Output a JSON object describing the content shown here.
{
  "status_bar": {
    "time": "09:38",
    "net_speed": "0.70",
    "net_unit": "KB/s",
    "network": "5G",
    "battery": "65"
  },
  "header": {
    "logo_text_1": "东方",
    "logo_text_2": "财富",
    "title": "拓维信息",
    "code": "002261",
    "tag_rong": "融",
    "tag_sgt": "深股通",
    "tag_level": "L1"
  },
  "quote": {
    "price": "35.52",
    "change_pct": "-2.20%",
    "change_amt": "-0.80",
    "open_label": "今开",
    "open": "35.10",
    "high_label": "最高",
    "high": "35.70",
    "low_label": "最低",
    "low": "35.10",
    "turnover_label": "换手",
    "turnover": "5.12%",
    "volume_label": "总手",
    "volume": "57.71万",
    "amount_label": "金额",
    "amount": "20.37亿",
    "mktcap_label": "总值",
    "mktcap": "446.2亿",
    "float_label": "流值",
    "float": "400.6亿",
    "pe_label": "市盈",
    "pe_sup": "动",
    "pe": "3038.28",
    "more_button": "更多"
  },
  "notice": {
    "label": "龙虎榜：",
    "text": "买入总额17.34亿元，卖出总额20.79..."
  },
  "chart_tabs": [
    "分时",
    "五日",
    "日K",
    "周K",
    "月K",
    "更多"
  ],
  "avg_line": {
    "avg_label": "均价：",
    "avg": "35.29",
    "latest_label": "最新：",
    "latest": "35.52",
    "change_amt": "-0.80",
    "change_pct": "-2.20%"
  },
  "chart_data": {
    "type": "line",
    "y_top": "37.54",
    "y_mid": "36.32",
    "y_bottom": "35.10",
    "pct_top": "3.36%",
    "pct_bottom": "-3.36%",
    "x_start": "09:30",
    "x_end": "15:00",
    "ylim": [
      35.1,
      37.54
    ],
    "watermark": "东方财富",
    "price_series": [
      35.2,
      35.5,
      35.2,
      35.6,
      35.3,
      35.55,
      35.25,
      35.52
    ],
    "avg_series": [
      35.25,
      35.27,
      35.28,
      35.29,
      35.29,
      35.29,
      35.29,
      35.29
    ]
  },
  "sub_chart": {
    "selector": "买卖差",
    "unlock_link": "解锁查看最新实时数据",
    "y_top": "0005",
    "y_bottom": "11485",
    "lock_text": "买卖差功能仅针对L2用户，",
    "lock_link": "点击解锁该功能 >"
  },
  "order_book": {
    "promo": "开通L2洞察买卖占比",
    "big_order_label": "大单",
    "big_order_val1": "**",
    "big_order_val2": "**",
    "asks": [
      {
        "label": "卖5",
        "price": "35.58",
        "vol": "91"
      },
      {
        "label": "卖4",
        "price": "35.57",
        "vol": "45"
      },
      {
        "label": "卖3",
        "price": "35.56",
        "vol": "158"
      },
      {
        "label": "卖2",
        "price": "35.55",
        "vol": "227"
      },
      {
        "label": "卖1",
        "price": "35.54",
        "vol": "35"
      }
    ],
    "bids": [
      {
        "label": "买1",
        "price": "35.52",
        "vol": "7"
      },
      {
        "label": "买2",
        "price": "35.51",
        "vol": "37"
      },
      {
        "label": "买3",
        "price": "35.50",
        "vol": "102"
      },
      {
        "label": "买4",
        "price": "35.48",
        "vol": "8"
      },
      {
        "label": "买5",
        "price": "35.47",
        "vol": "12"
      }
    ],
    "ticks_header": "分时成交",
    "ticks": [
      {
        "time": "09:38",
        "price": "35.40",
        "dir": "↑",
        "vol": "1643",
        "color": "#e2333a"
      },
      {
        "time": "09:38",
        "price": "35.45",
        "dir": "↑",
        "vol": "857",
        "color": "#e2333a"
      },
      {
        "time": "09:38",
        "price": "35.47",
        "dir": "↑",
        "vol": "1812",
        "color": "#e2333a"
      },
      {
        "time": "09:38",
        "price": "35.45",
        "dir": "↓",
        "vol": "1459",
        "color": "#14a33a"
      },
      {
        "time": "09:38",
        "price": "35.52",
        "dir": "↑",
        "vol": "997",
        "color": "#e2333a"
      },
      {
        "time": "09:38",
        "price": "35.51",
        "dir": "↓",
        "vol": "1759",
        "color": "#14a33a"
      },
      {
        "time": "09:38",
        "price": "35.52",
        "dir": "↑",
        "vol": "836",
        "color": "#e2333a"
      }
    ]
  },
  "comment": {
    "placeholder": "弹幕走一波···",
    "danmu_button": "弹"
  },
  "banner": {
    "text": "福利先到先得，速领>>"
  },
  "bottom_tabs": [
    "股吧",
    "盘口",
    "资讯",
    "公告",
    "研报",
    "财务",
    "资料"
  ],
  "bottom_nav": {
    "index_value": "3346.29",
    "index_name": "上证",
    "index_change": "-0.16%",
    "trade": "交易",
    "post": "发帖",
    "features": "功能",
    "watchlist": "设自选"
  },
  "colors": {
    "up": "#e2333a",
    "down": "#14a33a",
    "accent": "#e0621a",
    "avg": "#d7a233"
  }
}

★ ★ ★ ★ ★ ★ ★

Aim of the exercise ::
Produce an exact copy of every entry above.

Complete response ::
Output a JSON object describing the content shown here.
{
  "status_bar": {
    "time": "09:38",
    "net_speed": "0.70",
    "net_unit": "KB/s",
    "network": "5G",
    "battery": "65"
  },
  "header": {
    "logo_text_1": "东方",
    "logo_text_2": "财富",
    "title": "拓维信息",
    "code": "002261",
    "tag_rong": "融",
    "tag_sgt": "深股通",
    "tag_level": "L1"
  },
  "quote": {
    "price": "35.52",
    "change_pct": "-2.20%",
    "change_amt": "-0.80",
    "open_label": "今开",
    "open": "35.10",
    "high_label": "最高",
    "high": "35.70",
    "low_label": "最低",
    "low": "35.10",
    "turnover_label": "换手",
    "turnover": "5.12%",
    "volume_label": "总手",
    "volume": "57.71万",
    "amount_label": "金额",
    "amount": "20.37亿",
    "mktcap_label": "总值",
    "mktcap": "446.2亿",
    "float_label": "流值",
    "float": "400.6亿",
    "pe_label": "市盈",
    "pe_sup": "动",
    "pe": "3038.28",
    "more_button": "更多"
  },
  "notice": {
    "label": "龙虎榜：",
    "text": "买入总额17.34亿元，卖出总额20.79..."
  },
  "chart_tabs": [
    "分时",
    "五日",
    "日K",
    "周K",
    "月K",
    "更多"
  ],
  "avg_line": {
    "avg_label": "均价：",
    "avg": "35.29",
    "latest_label": "最新：",
    "latest": "35.52",
    "change_amt": "-0.80",
    "change_pct": "-2.20%"
  },
  "chart_data": {
    "type": "line",
    "y_top": "37.54",
    "y_mid": "36.32",
    "y_bottom": "35.10",
    "pct_top": "3.36%",
    "pct_bottom": "-3.36%",
    "x_start": "09:30",
    "x_end": "15:00",
    "ylim": [
      35.1,
      37.54
    ],
    "watermark": "东方财富",
    "price_series": [
      35.2,
      35.5,
      35.2,
      35.6,
      35.3,
      35.55,
      35.25,
      35.52
    ],
    "avg_series": [
      35.25,
      35.27,
      35.28,
      35.29,
      35.29,
      35.29,
      35.29,
      35.29
    ]
  },
  "sub_chart": {
    "selector": "买卖差",
    "unlock_link": "解锁查看最新实时数据",
    "y_top": "0005",
    "y_bottom": "11485",
    "lock_text": "买卖差功能仅针对L2用户，",
    "lock_link": "点击解锁该功能 >"
  },
  "order_book": {
    "promo": "开通L2洞察买卖占比",
    "big_order_label": "大单",
    "big_order_val1": "**",
    "big_order_val2": "**",
    "asks": [
      {
        "label": "卖5",
        "price": "35.58",
        "vol": "91"
      },
      {
        "label": "卖4",
        "price": "35.57",
        "vol": "45"
      },
      {
        "label": "卖3",
        "price": "35.56",
        "vol": "158"
      },
      {
        "label": "卖2",
        "price": "35.55",
        "vol": "227"
      },
      {
        "label": "卖1",
        "price": "35.54",
        "vol": "35"
      }
    ],
    "bids": [
      {
        "label": "买1",
        "price": "35.52",
        "vol": "7"
      },
      {
        "label": "买2",
        "price": "35.51",
        "vol": "37"
      },
      {
        "label": "买3",
        "price": "35.50",
        "vol": "102"
      },
      {
        "label": "买4",
        "price": "35.48",
        "vol": "8"
      },
      {
        "label": "买5",
        "price": "35.47",
        "vol": "12"
      }
    ],
    "ticks_header": "分时成交",
    "ticks": [
      {
        "time": "09:38",
        "price": "35.40",
        "dir": "↑",
        "vol": "1643",
        "color": "#e2333a"
      },
      {
        "time": "09:38",
        "price": "35.45",
        "dir": "↑",
        "vol": "857",
        "color": "#e2333a"
      },
      {
        "time": "09:38",
        "price": "35.47",
        "dir": "↑",
        "vol": "1812",
        "color": "#e2333a"
      },
      {
        "time": "09:38",
        "price": "35.45",
        "dir": "↓",
        "vol": "1459",
        "color": "#14a33a"
      },
      {
        "time": "09:38",
        "price": "35.52",
        "dir": "↑",
        "vol": "997",
        "color": "#e2333a"
      },
      {
        "time": "09:38",
        "price": "35.51",
        "dir": "↓",
        "vol": "1759",
        "color": "#14a33a"
      },
      {
        "time": "09:38",
        "price": "35.52",
        "dir": "↑",
        "vol": "836",
        "color": "#e2333a"
      }
    ]
  },
  "comment": {
    "placeholder": "弹幕走一波···",
    "danmu_button": "弹"
  },
  "banner": {
    "text": "福利先到先得，速领>>"
  },
  "bottom_tabs": [
    "股吧",
    "盘口",
    "资讯",
    "公告",
    "研报",
    "财务",
    "资料"
  ],
  "bottom_nav": {
    "index_value": "3346.29",
    "index_name": "上证",
    "index_change": "-0.16%",
    "trade": "交易",
    "post": "发帖",
    "features": "功能",
    "watchlist": "设自选"
  },
  "colors": {
    "up": "#e2333a",
    "down": "#14a33a",
    "accent": "#e0621a",
    "avg": "#d7a233"
  }
}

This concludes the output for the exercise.